## What is needed
Print the records again, character for character.

## Material provided

┏━━

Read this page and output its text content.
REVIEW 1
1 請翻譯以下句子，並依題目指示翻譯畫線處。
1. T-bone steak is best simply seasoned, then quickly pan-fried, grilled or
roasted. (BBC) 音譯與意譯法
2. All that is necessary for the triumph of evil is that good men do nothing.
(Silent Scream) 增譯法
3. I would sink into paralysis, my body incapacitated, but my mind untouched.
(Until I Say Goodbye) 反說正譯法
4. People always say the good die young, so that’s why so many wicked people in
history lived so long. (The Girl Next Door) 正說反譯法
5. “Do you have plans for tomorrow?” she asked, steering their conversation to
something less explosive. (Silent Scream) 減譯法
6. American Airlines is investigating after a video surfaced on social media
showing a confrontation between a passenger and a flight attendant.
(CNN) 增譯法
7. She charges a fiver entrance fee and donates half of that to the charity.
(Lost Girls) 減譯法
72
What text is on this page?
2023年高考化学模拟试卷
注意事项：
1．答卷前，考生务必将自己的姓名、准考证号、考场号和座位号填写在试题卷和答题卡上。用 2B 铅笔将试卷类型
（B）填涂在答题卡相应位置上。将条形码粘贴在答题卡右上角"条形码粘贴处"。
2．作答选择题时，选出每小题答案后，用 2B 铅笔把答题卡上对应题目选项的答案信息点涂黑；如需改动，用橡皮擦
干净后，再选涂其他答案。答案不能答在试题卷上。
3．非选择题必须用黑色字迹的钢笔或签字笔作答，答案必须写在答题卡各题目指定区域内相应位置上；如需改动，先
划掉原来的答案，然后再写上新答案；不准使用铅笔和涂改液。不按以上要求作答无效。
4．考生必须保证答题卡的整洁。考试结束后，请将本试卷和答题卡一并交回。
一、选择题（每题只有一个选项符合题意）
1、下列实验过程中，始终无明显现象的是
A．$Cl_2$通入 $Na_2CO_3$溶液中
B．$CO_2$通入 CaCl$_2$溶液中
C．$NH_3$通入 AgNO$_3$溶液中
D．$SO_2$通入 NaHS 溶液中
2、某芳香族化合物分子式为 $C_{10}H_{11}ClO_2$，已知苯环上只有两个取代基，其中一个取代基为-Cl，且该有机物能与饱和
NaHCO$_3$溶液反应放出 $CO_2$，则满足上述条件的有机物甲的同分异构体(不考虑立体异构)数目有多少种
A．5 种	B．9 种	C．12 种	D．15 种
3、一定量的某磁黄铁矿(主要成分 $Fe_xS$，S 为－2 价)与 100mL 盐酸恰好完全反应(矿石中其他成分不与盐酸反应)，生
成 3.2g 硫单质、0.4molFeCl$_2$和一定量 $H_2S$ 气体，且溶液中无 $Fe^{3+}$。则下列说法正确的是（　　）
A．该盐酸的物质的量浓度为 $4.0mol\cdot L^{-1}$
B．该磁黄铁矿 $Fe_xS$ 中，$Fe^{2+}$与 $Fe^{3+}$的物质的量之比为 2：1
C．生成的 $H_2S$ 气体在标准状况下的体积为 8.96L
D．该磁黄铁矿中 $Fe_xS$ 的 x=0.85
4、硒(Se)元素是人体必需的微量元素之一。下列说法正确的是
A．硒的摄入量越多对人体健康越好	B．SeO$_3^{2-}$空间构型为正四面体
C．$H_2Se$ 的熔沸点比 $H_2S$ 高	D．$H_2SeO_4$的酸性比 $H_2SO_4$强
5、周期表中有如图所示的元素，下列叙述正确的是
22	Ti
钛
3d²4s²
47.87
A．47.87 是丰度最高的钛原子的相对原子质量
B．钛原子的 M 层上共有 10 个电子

┗━━

## Exercise result
Read this page and output its text content.
REVIEW 1
1 請翻譯以下句子，並依題目指示翻譯畫線處。
1. T-bone steak is best simply seasoned, then quickly pan-fried, grilled or
roasted. (BBC) 音譯與意譯法
2. All that is necessary for the triumph of evil is that good men do nothing.
(Silent Scream) 增譯法
3. I would sink into paralysis, my body incapacitated, but my mind untouched.
(Until I Say Goodbye) 反說正譯法
4. People always say the good die young, so that’s why so many wicked people in
history lived so long. (The Girl Next Door) 正說反譯法
5. “Do you have plans for tomorrow?” she asked, steering their conversation to
something less explosive. (Silent Scream) 減譯法
6. American Airlines is investigating after a video surfaced on social media
showing a confrontation between a passenger and a flight attendant.
(CNN) 增譯法
7. She charges a fiver entrance fee and donates half of that to the charity.
(Lost Girls) 減譯法
72
What text is on this page?
2023年高考化学模拟试卷
注意事项：
1．答卷前，考生务必将自己的姓名、准考证号、考场号和座位号填写在试题卷和答题卡上。用 2B 铅笔将试卷类型
（B）填涂在答题卡相应位置上。将条形码粘贴在答题卡右上角"条形码粘贴处"。
2．作答选择题时，选出每小题答案后，用 2B 铅笔把答题卡上对应题目选项的答案信息点涂黑；如需改动，用橡皮擦
干净后，再选涂其他答案。答案不能答在试题卷上。
3．非选择题必须用黑色字迹的钢笔或签字笔作答，答案必须写在答题卡各题目指定区域内相应位置上；如需改动，先
划掉原来的答案，然后再写上新答案；不准使用铅笔和涂改液。不按以上要求作答无效。
4．考生必须保证答题卡的整洁。考试结束后，请将本试卷和答题卡一并交回。
一、选择题（每题只有一个选项符合题意）
1、下列实验过程中，始终无明显现象的是
A．$Cl_2$通入 $Na_2CO_3$溶液中
B．$CO_2$通入 CaCl$_2$溶液中
C．$NH_3$通入 AgNO$_3$溶液中
D．$SO_2$通入 NaHS 溶液中
2、某芳香族化合物分子式为 $C_{10}H_{11}ClO_2$，已知苯环上只有两个取代基，其中一个取代基为-Cl，且该有机物能与饱和
NaHCO$_3$溶液反应放出 $CO_2$，则满足上述条件的有机物甲的同分异构体(不考虑立体异构)数目有多少种
A．5 种	B．9 种	C．12 种	D．15 种
3、一定量的某磁黄铁矿(主要成分 $Fe_xS$，S 为－2 价)与 100mL 盐酸恰好完全反应(矿石中其他成分不与盐酸反应)，生
成 3.2g 硫单质、0.4molFeCl$_2$和一定量 $H_2S$ 气体，且溶液中无 $Fe^{3+}$。则下列说法正确的是（　　）
A．该盐酸的物质的量浓度为 $4.0mol\cdot L^{-1}$
B．该磁黄铁矿 $Fe_xS$ 中，$Fe^{2+}$与 $Fe^{3+}$的物质的量之比为 2：1
C．生成的 $H_2S$ 气体在标准状况下的体积为 8.96L
D．该磁黄铁矿中 $Fe_xS$ 的 x=0.85
4、硒(Se)元素是人体必需的微量元素之一。下列说法正确的是
A．硒的摄入量越多对人体健康越好	B．SeO$_3^{2-}$空间构型为正四面体
C．$H_2Se$ 的熔沸点比 $H_2S$ 高	D．$H_2SeO_4$的酸性比 $H_2SO_4$强
5、周期表中有如图所示的元素，下列叙述正确的是
22	Ti
钛
3d²4s²
47.87
A．47.87 是丰度最高的钛原子的相对原子质量
B．钛原子的 M 层上共有 10 个电子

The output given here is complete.